*Goal*
For each line below that includes the word "total", make a copy.

=== Task inputs ===

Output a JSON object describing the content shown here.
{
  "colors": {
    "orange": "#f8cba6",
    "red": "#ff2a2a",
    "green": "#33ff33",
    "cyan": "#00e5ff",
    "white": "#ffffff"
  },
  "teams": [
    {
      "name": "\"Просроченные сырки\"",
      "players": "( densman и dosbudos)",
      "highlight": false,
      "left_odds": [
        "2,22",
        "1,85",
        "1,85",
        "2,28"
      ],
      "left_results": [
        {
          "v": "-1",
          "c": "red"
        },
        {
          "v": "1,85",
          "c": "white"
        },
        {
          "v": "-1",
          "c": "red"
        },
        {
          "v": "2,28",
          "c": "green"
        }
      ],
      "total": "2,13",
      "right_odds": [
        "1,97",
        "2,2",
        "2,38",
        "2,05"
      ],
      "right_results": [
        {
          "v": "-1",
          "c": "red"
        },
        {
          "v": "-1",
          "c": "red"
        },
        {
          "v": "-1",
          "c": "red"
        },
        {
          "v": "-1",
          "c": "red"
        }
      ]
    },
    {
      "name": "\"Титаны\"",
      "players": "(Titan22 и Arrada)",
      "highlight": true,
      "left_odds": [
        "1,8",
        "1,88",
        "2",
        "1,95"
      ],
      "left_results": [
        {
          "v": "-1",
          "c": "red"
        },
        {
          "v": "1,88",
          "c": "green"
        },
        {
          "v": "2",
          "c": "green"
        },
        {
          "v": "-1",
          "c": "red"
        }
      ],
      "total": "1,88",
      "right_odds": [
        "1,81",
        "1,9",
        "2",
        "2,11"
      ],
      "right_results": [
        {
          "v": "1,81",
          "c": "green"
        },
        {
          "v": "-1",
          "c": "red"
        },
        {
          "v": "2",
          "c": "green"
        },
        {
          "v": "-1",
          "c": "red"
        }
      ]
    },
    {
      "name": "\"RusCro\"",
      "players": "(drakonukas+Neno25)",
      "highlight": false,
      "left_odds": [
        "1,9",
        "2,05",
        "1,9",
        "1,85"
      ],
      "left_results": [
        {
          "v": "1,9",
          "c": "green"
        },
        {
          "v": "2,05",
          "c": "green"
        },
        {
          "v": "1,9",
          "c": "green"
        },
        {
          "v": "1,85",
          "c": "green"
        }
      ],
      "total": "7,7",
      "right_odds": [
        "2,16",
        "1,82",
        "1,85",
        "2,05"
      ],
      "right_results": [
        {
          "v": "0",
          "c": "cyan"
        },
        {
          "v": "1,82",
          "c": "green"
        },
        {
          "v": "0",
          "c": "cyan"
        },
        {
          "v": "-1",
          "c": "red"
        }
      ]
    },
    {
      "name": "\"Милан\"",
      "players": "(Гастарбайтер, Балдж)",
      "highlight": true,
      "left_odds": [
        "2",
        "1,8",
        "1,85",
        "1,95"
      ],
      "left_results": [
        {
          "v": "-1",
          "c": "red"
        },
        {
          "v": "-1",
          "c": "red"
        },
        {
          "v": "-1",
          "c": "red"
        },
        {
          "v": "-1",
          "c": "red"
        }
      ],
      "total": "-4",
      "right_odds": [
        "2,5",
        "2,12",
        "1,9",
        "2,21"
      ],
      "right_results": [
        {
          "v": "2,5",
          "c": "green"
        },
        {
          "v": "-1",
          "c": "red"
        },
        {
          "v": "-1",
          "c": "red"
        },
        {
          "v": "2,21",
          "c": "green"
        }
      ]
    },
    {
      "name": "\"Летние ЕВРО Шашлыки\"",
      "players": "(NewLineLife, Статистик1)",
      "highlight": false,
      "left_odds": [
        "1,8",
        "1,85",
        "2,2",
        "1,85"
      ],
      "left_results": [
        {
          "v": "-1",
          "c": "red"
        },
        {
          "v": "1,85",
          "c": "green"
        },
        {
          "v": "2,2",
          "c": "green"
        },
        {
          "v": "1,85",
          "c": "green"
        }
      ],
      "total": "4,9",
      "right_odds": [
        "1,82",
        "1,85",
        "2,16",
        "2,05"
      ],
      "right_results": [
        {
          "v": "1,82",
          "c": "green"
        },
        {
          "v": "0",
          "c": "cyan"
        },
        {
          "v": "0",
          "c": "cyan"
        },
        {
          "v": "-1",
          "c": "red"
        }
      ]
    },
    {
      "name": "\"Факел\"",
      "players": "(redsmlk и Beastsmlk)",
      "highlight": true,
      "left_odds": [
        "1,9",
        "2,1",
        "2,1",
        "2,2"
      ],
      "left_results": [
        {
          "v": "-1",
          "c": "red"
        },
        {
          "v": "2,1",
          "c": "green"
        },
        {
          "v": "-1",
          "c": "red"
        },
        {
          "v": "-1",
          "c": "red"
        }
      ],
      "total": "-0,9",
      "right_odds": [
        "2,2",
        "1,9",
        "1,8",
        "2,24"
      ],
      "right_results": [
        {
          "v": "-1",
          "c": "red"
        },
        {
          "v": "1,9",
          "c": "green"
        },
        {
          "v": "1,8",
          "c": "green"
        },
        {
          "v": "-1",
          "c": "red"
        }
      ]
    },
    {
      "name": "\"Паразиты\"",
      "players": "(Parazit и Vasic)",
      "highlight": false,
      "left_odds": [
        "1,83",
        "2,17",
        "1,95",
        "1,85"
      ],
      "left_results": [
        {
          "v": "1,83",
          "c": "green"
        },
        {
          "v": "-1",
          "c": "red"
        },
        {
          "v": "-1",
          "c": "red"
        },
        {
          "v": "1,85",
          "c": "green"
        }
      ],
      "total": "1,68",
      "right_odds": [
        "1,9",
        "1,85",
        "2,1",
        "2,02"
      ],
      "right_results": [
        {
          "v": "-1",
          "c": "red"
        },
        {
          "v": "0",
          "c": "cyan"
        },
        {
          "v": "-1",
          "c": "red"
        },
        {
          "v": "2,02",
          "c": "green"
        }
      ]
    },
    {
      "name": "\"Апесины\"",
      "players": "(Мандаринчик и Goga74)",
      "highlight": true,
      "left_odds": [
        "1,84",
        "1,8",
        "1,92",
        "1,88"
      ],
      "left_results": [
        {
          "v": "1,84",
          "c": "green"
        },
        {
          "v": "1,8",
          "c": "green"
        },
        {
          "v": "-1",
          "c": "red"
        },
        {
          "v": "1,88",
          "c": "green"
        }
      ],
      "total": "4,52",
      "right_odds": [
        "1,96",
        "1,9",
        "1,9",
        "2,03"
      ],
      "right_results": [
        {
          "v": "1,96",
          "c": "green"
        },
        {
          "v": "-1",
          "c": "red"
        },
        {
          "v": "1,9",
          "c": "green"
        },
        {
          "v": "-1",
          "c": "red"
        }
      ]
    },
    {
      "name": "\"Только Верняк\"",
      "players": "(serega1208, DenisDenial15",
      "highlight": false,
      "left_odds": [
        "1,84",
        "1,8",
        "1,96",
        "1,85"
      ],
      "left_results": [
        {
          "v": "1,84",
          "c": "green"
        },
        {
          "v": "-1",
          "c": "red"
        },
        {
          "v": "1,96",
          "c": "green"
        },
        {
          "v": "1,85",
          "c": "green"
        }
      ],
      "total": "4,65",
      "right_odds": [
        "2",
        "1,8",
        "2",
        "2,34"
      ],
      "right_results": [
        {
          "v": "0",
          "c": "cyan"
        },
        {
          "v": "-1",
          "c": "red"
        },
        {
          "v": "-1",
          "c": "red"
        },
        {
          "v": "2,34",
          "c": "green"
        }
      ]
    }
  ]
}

===
=== Task inputs ===

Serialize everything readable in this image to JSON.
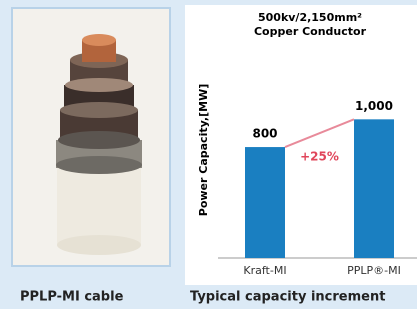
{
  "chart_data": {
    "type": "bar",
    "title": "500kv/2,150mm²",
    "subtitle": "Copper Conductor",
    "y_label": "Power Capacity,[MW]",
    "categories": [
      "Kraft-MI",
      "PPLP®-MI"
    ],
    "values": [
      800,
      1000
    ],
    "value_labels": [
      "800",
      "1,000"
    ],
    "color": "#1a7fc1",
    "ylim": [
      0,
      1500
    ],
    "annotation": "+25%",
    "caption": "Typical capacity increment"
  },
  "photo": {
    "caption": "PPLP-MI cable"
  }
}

===

*Correct response*
      "total": "2,13",
      "total": "1,88",
      "total": "7,7",
      "total": "-4",
      "total": "4,9",
      "total": "-0,9",
      "total": "1,68",
      "total": "4,52",
      "total": "4,65",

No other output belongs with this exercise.